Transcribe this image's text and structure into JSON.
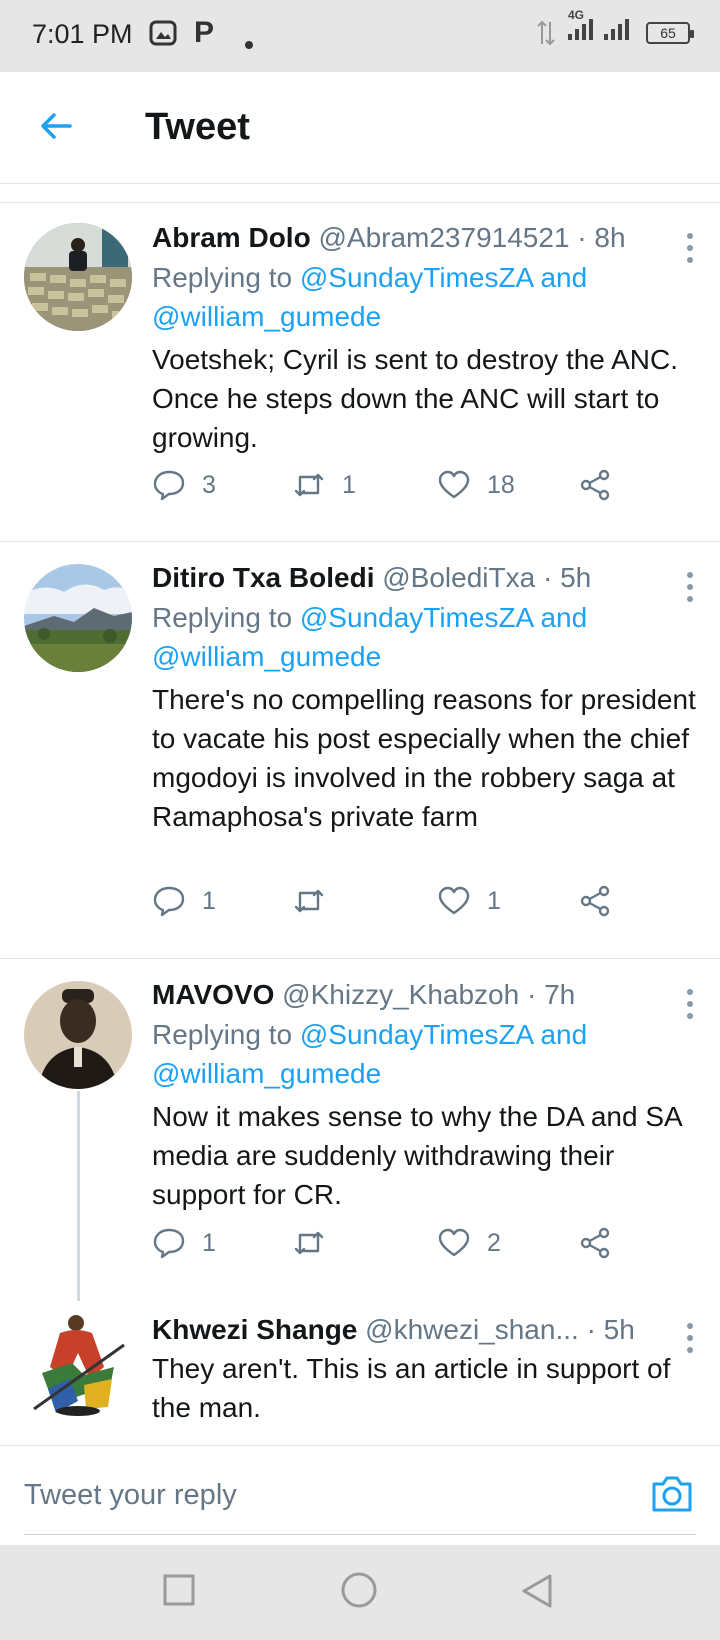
{
  "status_bar": {
    "time": "7:01 PM",
    "notification_icons": [
      "gallery-icon",
      "p-icon",
      "dot-icon"
    ],
    "network": "4G",
    "battery": "65"
  },
  "header": {
    "title": "Tweet",
    "back_icon": "arrow-left-icon",
    "accent": "#1da1f2"
  },
  "tweets": [
    {
      "name": "Abram Dolo",
      "handle": "@Abram237914521",
      "time": "· 8h",
      "replying_prefix": "Replying to",
      "replying_to": "@SundayTimesZA and @william_gumede",
      "text": "Voetshek; Cyril is sent to destroy the ANC. Once he steps down the ANC will start to growing.",
      "replies": "3",
      "retweets": "1",
      "likes": "18"
    },
    {
      "name": "Ditiro Txa Boledi",
      "handle": "@BolediTxa",
      "time": "· 5h",
      "replying_prefix": "Replying to",
      "replying_to": "@SundayTimesZA and @william_gumede",
      "text": "There's no compelling reasons for president to vacate his post especially when the chief mgodoyi is involved in the robbery saga at Ramaphosa's private farm",
      "replies": "1",
      "retweets": "",
      "likes": "1"
    },
    {
      "name": "MAVOVO",
      "handle": "@Khizzy_Khabzoh",
      "time": "· 7h",
      "replying_prefix": "Replying to",
      "replying_to": "@SundayTimesZA and @william_gumede",
      "text": "Now it makes sense to why the DA and SA media are suddenly withdrawing their support for CR.",
      "replies": "1",
      "retweets": "",
      "likes": "2"
    },
    {
      "name": "Khwezi Shange",
      "handle": "@khwezi_shan...",
      "time": "· 5h",
      "text": "They aren't. This is an article in support of the man."
    }
  ],
  "reply_bar": {
    "placeholder": "Tweet your reply",
    "camera_icon": "camera-icon"
  },
  "nav_bar": {
    "buttons": [
      "recents-square-icon",
      "home-circle-icon",
      "back-triangle-icon"
    ]
  }
}
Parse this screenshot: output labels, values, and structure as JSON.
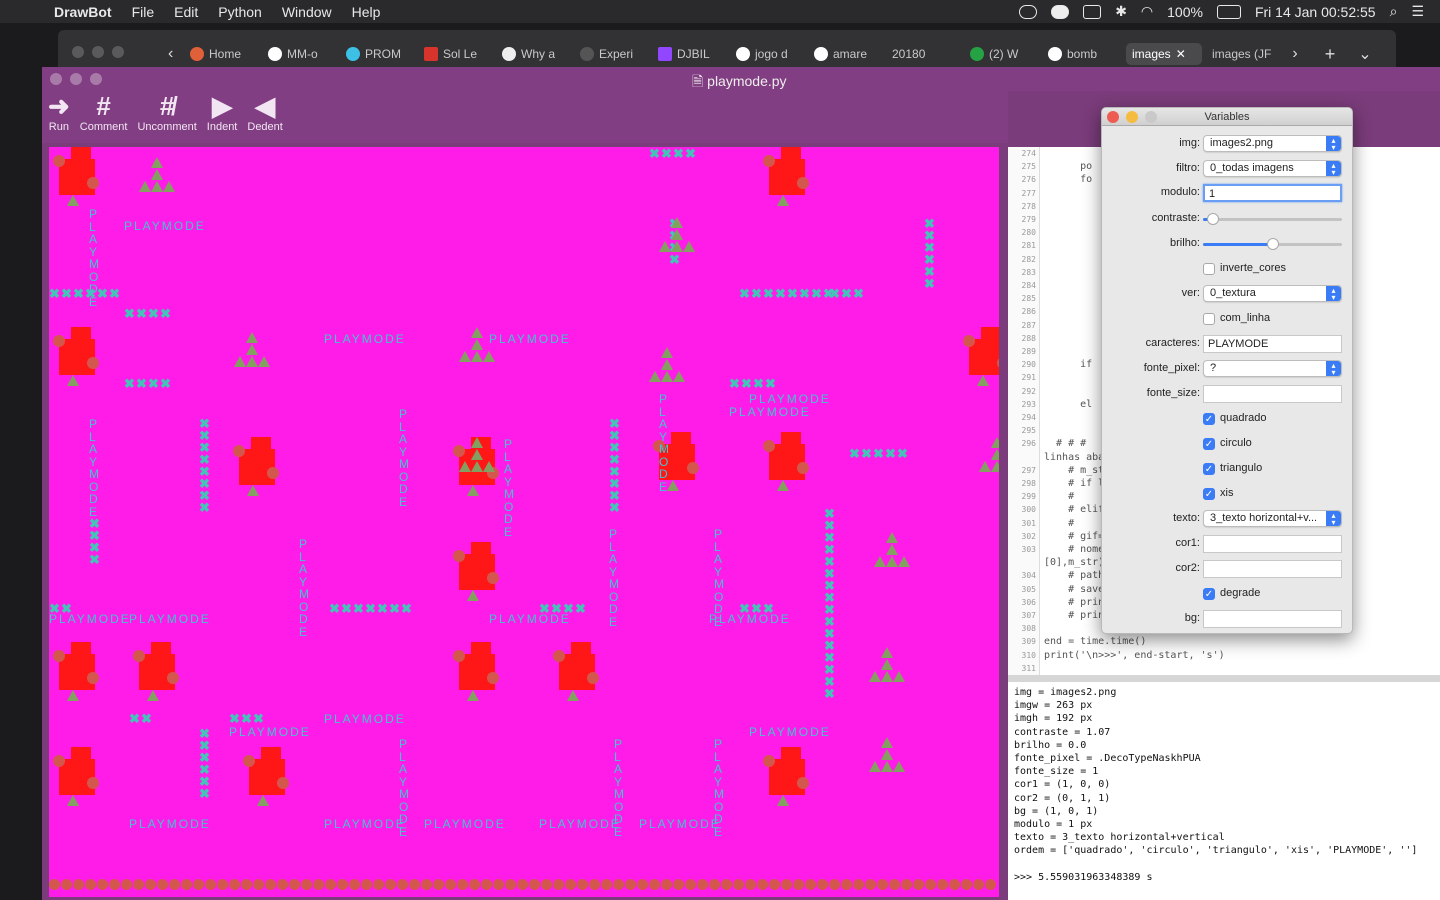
{
  "menubar": {
    "app": "DrawBot",
    "items": [
      "File",
      "Edit",
      "Python",
      "Window",
      "Help"
    ],
    "battery": "100%",
    "datetime": "Fri 14 Jan  00:52:55"
  },
  "browser": {
    "tabs": [
      {
        "label": "Home",
        "color": "#e0603a"
      },
      {
        "label": "MM-o",
        "color": "#ffffff"
      },
      {
        "label": "PROM",
        "color": "#3cc0e6"
      },
      {
        "label": "Sol Le",
        "color": "#d9342b"
      },
      {
        "label": "Why a",
        "color": "#eeeeee"
      },
      {
        "label": "Experi",
        "color": "#555555"
      },
      {
        "label": "DJBIL",
        "color": "#9146ff"
      },
      {
        "label": "jogo d",
        "color": "#ffffff"
      },
      {
        "label": "amare",
        "color": "#ffffff"
      },
      {
        "label": "20180",
        "color": "#323234"
      },
      {
        "label": "(2) W",
        "color": "#25a244"
      },
      {
        "label": "bomb",
        "color": "#ffffff"
      },
      {
        "label": "images",
        "color": "#4a4a4c"
      },
      {
        "label": "images (JF",
        "color": "#323234"
      }
    ]
  },
  "window": {
    "title": "playmode.py"
  },
  "toolbar": {
    "run": "Run",
    "comment": "Comment",
    "uncomment": "Uncomment",
    "indent": "Indent",
    "dedent": "Dedent"
  },
  "canvas": {
    "background": "#ff1ce8",
    "text": "PLAYMODE"
  },
  "code": {
    "lines": [
      {
        "n": "274",
        "t": ""
      },
      {
        "n": "275",
        "t": "      po"
      },
      {
        "n": "276",
        "t": "      fo"
      },
      {
        "n": "277",
        "t": ""
      },
      {
        "n": "278",
        "t": ""
      },
      {
        "n": "279",
        "t": ""
      },
      {
        "n": "280",
        "t": ""
      },
      {
        "n": "281",
        "t": ""
      },
      {
        "n": "282",
        "t": ""
      },
      {
        "n": "283",
        "t": ""
      },
      {
        "n": "284",
        "t": "                                            )"
      },
      {
        "n": "285",
        "t": ""
      },
      {
        "n": "286",
        "t": ""
      },
      {
        "n": "287",
        "t": ""
      },
      {
        "n": "288",
        "t": ""
      },
      {
        "n": "289",
        "t": ""
      },
      {
        "n": "290",
        "t": "      if"
      },
      {
        "n": "291",
        "t": ""
      },
      {
        "n": "292",
        "t": ""
      },
      {
        "n": "293",
        "t": "      el"
      },
      {
        "n": "294",
        "t": ""
      },
      {
        "n": "295",
        "t": ""
      },
      {
        "n": "296",
        "t": "  # # #                                   ente as"
      },
      {
        "n": "",
        "t": "linhas aba"
      },
      {
        "n": "297",
        "t": "    # m_st"
      },
      {
        "n": "298",
        "t": "    # if l"
      },
      {
        "n": "299",
        "t": "    #"
      },
      {
        "n": "300",
        "t": "    # elif"
      },
      {
        "n": "301",
        "t": "    #"
      },
      {
        "n": "302",
        "t": "    # gif="
      },
      {
        "n": "303",
        "t": "    # nome                                t('.')"
      },
      {
        "n": "",
        "t": "[0],m_str)"
      },
      {
        "n": "304",
        "t": "    # path"
      },
      {
        "n": "305",
        "t": "    # save"
      },
      {
        "n": "306",
        "t": "    # prin"
      },
      {
        "n": "307",
        "t": "    # prin"
      },
      {
        "n": "308",
        "t": ""
      },
      {
        "n": "309",
        "t": "end = time.time()"
      },
      {
        "n": "310",
        "t": "print('\\n>>>', end-start, 's')"
      },
      {
        "n": "311",
        "t": ""
      }
    ]
  },
  "output": {
    "lines": [
      "img = images2.png",
      "imgw = 263 px",
      "imgh = 192 px",
      "contraste = 1.07",
      "brilho = 0.0",
      "fonte_pixel = .DecoTypeNaskhPUA",
      "fonte_size = 1",
      "cor1 = (1, 0, 0)",
      "cor2 = (0, 1, 1)",
      "bg = (1, 0, 1)",
      "modulo = 1 px",
      "texto = 3_texto horizontal+vertical",
      "ordem = ['quadrado', 'circulo', 'triangulo', 'xis', 'PLAYMODE', '']",
      "",
      ">>> 5.559031963348389 s"
    ]
  },
  "variables": {
    "title": "Variables",
    "img_label": "img:",
    "img": "images2.png",
    "filtro_label": "filtro:",
    "filtro": "0_todas imagens",
    "modulo_label": "modulo:",
    "modulo": "1",
    "contraste_label": "contraste:",
    "contraste_value": 0.07,
    "brilho_label": "brilho:",
    "brilho_value": 0.5,
    "inverte_label": "inverte_cores",
    "ver_label": "ver:",
    "ver": "0_textura",
    "com_linha_label": "com_linha",
    "caracteres_label": "caracteres:",
    "caracteres": "PLAYMODE",
    "fonte_pixel_label": "fonte_pixel:",
    "fonte_pixel": "?",
    "fonte_size_label": "fonte_size:",
    "fonte_size": "",
    "quadrado_label": "quadrado",
    "circulo_label": "circulo",
    "triangulo_label": "triangulo",
    "xis_label": "xis",
    "texto_label": "texto:",
    "texto": "3_texto horizontal+v...",
    "cor1_label": "cor1:",
    "cor1": "",
    "cor2_label": "cor2:",
    "cor2": "",
    "degrade_label": "degrade",
    "bg_label": "bg:",
    "bg": ""
  }
}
┄┄┄┄┄┄┄┄┄┄┄┄┄┄┄┄┄┄┄┄
--- Exercise details ---
Skip the pictures and transcribe the rest of the records exactly.

--- Response to this exercise ---
Transcribe this image's text and structure into JSON.
{
  "status_bar": {
    "time": "7:01 PM",
    "notification_icons": [
      "gallery-icon",
      "p-icon",
      "dot-icon"
    ],
    "network": "4G",
    "battery": "65"
  },
  "header": {
    "title": "Tweet",
    "back_icon": "arrow-left-icon",
    "accent": "#1da1f2"
  },
  "tweets": [
    {
      "name": "Abram Dolo",
      "handle": "@Abram237914521",
      "time": "· 8h",
      "replying_prefix": "Replying to",
      "replying_to": "@SundayTimesZA and @william_gumede",
      "text": "Voetshek; Cyril is sent to destroy the ANC. Once he steps down the ANC will start to growing.",
      "replies": "3",
      "retweets": "1",
      "likes": "18"
    },
    {
      "name": "Ditiro Txa Boledi",
      "handle": "@BolediTxa",
      "time": "· 5h",
      "replying_prefix": "Replying to",
      "replying_to": "@SundayTimesZA and @william_gumede",
      "text": "There's no compelling reasons for president to vacate his post especially when the chief mgodoyi is involved in the robbery saga at Ramaphosa's private farm",
      "replies": "1",
      "retweets": "",
      "likes": "1"
    },
    {
      "name": "MAVOVO",
      "handle": "@Khizzy_Khabzoh",
      "time": "· 7h",
      "replying_prefix": "Replying to",
      "replying_to": "@SundayTimesZA and @william_gumede",
      "text": "Now it makes sense to why the DA and SA media are suddenly withdrawing their support for CR.",
      "replies": "1",
      "retweets": "",
      "likes": "2"
    },
    {
      "name": "Khwezi Shange",
      "handle": "@khwezi_shan...",
      "time": "· 5h",
      "text": "They aren't. This is an article in support of the man."
    }
  ],
  "reply_bar": {
    "placeholder": "Tweet your reply",
    "camera_icon": "camera-icon"
  },
  "nav_bar": {
    "buttons": [
      "recents-square-icon",
      "home-circle-icon",
      "back-triangle-icon"
    ]
  }
}
Parse this screenshot: output labels, values, and structure as JSON.
{
  "menubar": {
    "app": "DrawBot",
    "items": [
      "File",
      "Edit",
      "Python",
      "Window",
      "Help"
    ],
    "battery": "100%",
    "datetime": "Fri 14 Jan  00:52:55"
  },
  "browser": {
    "tabs": [
      {
        "label": "Home",
        "color": "#e0603a"
      },
      {
        "label": "MM-o",
        "color": "#ffffff"
      },
      {
        "label": "PROM",
        "color": "#3cc0e6"
      },
      {
        "label": "Sol Le",
        "color": "#d9342b"
      },
      {
        "label": "Why a",
        "color": "#eeeeee"
      },
      {
        "label": "Experi",
        "color": "#555555"
      },
      {
        "label": "DJBIL",
        "color": "#9146ff"
      },
      {
        "label": "jogo d",
        "color": "#ffffff"
      },
      {
        "label": "amare",
        "color": "#ffffff"
      },
      {
        "label": "20180",
        "color": "#323234"
      },
      {
        "label": "(2) W",
        "color": "#25a244"
      },
      {
        "label": "bomb",
        "color": "#ffffff"
      },
      {
        "label": "images",
        "color": "#4a4a4c"
      },
      {
        "label": "images (JF",
        "color": "#323234"
      }
    ]
  },
  "window": {
    "title": "playmode.py"
  },
  "toolbar": {
    "run": "Run",
    "comment": "Comment",
    "uncomment": "Uncomment",
    "indent": "Indent",
    "dedent": "Dedent"
  },
  "canvas": {
    "background": "#ff1ce8",
    "text": "PLAYMODE"
  },
  "code": {
    "lines": [
      {
        "n": "274",
        "t": ""
      },
      {
        "n": "275",
        "t": "      po"
      },
      {
        "n": "276",
        "t": "      fo"
      },
      {
        "n": "277",
        "t": ""
      },
      {
        "n": "278",
        "t": ""
      },
      {
        "n": "279",
        "t": ""
      },
      {
        "n": "280",
        "t": ""
      },
      {
        "n": "281",
        "t": ""
      },
      {
        "n": "282",
        "t": ""
      },
      {
        "n": "283",
        "t": ""
      },
      {
        "n": "284",
        "t": "                                            )"
      },
      {
        "n": "285",
        "t": ""
      },
      {
        "n": "286",
        "t": ""
      },
      {
        "n": "287",
        "t": ""
      },
      {
        "n": "288",
        "t": ""
      },
      {
        "n": "289",
        "t": ""
      },
      {
        "n": "290",
        "t": "      if"
      },
      {
        "n": "291",
        "t": ""
      },
      {
        "n": "292",
        "t": ""
      },
      {
        "n": "293",
        "t": "      el"
      },
      {
        "n": "294",
        "t": ""
      },
      {
        "n": "295",
        "t": ""
      },
      {
        "n": "296",
        "t": "  # # #                                   ente as"
      },
      {
        "n": "",
        "t": "linhas aba"
      },
      {
        "n": "297",
        "t": "    # m_st"
      },
      {
        "n": "298",
        "t": "    # if l"
      },
      {
        "n": "299",
        "t": "    #"
      },
      {
        "n": "300",
        "t": "    # elif"
      },
      {
        "n": "301",
        "t": "    #"
      },
      {
        "n": "302",
        "t": "    # gif="
      },
      {
        "n": "303",
        "t": "    # nome                                t('.')"
      },
      {
        "n": "",
        "t": "[0],m_str)"
      },
      {
        "n": "304",
        "t": "    # path"
      },
      {
        "n": "305",
        "t": "    # save"
      },
      {
        "n": "306",
        "t": "    # prin"
      },
      {
        "n": "307",
        "t": "    # prin"
      },
      {
        "n": "308",
        "t": ""
      },
      {
        "n": "309",
        "t": "end = time.time()"
      },
      {
        "n": "310",
        "t": "print('\\n>>>', end-start, 's')"
      },
      {
        "n": "311",
        "t": ""
      }
    ]
  },
  "output": {
    "lines": [
      "img = images2.png",
      "imgw = 263 px",
      "imgh = 192 px",
      "contraste = 1.07",
      "brilho = 0.0",
      "fonte_pixel = .DecoTypeNaskhPUA",
      "fonte_size = 1",
      "cor1 = (1, 0, 0)",
      "cor2 = (0, 1, 1)",
      "bg = (1, 0, 1)",
      "modulo = 1 px",
      "texto = 3_texto horizontal+vertical",
      "ordem = ['quadrado', 'circulo', 'triangulo', 'xis', 'PLAYMODE', '']",
      "",
      ">>> 5.559031963348389 s"
    ]
  },
  "variables": {
    "title": "Variables",
    "img_label": "img:",
    "img": "images2.png",
    "filtro_label": "filtro:",
    "filtro": "0_todas imagens",
    "modulo_label": "modulo:",
    "modulo": "1",
    "contraste_label": "contraste:",
    "contraste_value": 0.07,
    "brilho_label": "brilho:",
    "brilho_value": 0.5,
    "inverte_label": "inverte_cores",
    "ver_label": "ver:",
    "ver": "0_textura",
    "com_linha_label": "com_linha",
    "caracteres_label": "caracteres:",
    "caracteres": "PLAYMODE",
    "fonte_pixel_label": "fonte_pixel:",
    "fonte_pixel": "?",
    "fonte_size_label": "fonte_size:",
    "fonte_size": "",
    "quadrado_label": "quadrado",
    "circulo_label": "circulo",
    "triangulo_label": "triangulo",
    "xis_label": "xis",
    "texto_label": "texto:",
    "texto": "3_texto horizontal+v...",
    "cor1_label": "cor1:",
    "cor1": "",
    "cor2_label": "cor2:",
    "cor2": "",
    "degrade_label": "degrade",
    "bg_label": "bg:",
    "bg": ""
  }
}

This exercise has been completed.